__CHALLENGE__: Find out how many lines of the material contain the string "AUDUSD" and give only that figure.

__ENTRIES SHOWN__:
####################
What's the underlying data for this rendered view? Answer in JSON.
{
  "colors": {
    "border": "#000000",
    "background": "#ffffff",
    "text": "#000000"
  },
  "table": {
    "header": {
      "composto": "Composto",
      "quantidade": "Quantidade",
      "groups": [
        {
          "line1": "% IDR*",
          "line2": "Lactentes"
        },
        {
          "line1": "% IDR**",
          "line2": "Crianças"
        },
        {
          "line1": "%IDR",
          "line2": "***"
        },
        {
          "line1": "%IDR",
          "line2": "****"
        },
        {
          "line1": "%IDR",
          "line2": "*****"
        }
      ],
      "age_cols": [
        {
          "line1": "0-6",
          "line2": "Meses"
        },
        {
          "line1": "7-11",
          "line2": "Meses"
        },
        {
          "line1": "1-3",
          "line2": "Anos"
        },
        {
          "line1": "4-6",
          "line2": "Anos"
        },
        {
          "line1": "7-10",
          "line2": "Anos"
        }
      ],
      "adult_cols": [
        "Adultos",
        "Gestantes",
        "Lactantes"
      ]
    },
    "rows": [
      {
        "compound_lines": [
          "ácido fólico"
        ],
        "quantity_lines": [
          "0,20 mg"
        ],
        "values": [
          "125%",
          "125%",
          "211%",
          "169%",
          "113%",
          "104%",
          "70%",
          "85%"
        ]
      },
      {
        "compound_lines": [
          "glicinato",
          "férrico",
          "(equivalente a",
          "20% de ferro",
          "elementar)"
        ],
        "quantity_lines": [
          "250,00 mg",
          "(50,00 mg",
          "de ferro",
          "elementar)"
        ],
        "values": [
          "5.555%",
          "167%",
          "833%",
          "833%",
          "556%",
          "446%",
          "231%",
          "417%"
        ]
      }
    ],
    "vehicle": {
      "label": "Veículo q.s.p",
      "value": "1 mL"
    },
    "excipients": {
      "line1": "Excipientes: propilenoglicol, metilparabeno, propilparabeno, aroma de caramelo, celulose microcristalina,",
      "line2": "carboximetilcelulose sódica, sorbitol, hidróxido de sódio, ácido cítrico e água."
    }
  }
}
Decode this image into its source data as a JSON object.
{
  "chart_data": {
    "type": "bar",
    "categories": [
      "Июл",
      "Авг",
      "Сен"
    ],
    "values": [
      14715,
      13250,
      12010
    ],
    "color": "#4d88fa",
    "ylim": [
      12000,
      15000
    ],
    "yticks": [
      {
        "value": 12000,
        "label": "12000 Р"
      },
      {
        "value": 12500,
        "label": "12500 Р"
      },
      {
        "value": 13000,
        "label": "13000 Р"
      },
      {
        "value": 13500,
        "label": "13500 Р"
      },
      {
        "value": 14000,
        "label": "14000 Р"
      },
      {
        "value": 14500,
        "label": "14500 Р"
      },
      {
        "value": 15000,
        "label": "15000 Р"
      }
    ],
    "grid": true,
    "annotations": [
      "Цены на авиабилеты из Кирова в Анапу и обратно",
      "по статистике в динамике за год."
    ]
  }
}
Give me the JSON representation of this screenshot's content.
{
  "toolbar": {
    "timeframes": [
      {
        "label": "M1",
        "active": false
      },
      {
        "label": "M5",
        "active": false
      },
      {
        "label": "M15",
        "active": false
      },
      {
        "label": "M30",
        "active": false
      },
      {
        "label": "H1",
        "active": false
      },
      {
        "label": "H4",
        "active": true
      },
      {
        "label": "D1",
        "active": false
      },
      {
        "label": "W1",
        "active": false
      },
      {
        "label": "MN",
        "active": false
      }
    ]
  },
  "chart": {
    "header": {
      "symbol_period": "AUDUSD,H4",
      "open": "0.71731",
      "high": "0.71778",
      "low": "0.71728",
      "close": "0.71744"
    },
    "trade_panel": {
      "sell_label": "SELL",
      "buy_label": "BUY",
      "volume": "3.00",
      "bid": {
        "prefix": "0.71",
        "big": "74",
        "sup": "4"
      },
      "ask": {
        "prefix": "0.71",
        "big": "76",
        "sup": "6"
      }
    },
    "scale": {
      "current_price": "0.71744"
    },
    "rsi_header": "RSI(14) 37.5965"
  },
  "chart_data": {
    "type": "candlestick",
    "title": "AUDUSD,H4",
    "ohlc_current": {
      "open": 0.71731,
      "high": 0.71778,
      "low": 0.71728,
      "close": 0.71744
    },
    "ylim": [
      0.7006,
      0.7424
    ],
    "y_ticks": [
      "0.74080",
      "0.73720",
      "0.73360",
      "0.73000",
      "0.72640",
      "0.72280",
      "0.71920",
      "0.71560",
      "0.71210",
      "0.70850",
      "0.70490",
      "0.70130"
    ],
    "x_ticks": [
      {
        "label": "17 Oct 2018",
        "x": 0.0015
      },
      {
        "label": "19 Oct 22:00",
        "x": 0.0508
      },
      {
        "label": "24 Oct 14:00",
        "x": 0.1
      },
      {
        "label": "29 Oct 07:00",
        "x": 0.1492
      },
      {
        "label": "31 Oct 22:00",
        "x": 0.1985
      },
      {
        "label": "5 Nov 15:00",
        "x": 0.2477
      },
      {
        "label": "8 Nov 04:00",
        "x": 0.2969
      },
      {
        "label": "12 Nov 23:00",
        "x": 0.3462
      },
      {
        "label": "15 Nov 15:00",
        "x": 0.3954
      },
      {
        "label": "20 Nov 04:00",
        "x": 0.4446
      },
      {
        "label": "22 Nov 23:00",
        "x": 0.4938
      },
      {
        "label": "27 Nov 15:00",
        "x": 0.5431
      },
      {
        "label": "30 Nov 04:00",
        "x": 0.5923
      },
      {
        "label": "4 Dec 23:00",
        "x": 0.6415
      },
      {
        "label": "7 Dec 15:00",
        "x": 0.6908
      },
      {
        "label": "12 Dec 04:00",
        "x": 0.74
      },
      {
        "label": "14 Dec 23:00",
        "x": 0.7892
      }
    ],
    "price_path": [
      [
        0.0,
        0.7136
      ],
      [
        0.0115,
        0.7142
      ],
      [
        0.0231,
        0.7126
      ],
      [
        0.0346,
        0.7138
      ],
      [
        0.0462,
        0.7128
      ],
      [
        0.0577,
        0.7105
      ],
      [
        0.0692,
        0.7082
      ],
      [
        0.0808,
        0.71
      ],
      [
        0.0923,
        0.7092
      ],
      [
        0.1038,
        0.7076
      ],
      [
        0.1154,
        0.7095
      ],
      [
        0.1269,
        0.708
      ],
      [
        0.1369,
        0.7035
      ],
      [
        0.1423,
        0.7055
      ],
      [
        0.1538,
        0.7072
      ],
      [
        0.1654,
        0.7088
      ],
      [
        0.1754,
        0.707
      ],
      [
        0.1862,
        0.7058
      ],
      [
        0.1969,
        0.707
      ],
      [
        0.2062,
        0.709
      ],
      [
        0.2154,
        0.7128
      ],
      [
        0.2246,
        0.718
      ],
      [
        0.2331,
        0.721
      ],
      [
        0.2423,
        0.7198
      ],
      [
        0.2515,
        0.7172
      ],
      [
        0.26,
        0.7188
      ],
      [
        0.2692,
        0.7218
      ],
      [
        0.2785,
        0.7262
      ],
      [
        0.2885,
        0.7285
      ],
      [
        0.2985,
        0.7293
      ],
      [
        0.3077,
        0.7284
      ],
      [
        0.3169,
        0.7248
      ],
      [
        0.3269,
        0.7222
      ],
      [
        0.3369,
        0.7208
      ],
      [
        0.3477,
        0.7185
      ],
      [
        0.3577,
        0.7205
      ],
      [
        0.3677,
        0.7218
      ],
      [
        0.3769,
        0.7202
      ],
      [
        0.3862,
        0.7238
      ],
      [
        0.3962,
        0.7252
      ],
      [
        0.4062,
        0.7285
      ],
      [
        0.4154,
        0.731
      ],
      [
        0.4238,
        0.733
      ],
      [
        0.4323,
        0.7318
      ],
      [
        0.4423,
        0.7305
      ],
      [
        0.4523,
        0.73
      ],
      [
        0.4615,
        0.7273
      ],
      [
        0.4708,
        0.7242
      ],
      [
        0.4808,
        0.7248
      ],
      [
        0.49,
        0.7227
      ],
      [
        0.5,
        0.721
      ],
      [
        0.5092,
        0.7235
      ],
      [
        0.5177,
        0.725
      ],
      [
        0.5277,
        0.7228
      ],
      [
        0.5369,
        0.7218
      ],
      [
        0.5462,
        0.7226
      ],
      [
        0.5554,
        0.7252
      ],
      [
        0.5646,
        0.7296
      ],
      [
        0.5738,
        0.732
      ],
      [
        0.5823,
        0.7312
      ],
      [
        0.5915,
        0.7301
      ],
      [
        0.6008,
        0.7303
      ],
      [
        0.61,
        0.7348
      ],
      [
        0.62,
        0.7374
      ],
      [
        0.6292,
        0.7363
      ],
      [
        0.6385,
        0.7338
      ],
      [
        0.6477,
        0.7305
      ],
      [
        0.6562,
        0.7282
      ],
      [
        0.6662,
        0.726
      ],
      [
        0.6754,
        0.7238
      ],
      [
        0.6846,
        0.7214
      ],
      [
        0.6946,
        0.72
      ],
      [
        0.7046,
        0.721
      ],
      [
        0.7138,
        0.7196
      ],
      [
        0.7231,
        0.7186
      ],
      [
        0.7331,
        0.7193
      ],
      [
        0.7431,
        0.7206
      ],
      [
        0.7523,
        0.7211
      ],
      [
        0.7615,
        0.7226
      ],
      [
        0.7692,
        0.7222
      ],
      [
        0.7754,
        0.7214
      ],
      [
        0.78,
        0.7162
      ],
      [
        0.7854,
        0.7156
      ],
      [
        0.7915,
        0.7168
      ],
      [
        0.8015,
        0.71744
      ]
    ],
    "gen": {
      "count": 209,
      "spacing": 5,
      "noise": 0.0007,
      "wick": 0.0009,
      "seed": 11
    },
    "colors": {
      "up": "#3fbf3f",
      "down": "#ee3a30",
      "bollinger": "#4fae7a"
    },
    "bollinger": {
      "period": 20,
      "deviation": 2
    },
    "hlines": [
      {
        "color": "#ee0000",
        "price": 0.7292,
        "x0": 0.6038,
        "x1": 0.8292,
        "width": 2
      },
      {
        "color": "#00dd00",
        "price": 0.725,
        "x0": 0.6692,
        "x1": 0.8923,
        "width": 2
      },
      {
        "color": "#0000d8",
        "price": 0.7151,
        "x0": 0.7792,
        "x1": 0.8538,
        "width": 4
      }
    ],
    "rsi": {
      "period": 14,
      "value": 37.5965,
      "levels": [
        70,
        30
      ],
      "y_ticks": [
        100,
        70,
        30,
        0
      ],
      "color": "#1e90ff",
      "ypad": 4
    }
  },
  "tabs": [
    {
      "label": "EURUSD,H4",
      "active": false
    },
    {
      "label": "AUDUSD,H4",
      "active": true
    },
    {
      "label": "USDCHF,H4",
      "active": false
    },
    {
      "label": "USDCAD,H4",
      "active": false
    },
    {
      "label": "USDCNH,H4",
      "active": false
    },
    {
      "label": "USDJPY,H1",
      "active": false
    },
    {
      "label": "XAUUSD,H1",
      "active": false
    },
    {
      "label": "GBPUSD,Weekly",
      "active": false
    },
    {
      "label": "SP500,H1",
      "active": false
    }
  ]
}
####################
__EXERCISE SOLUTION__: 3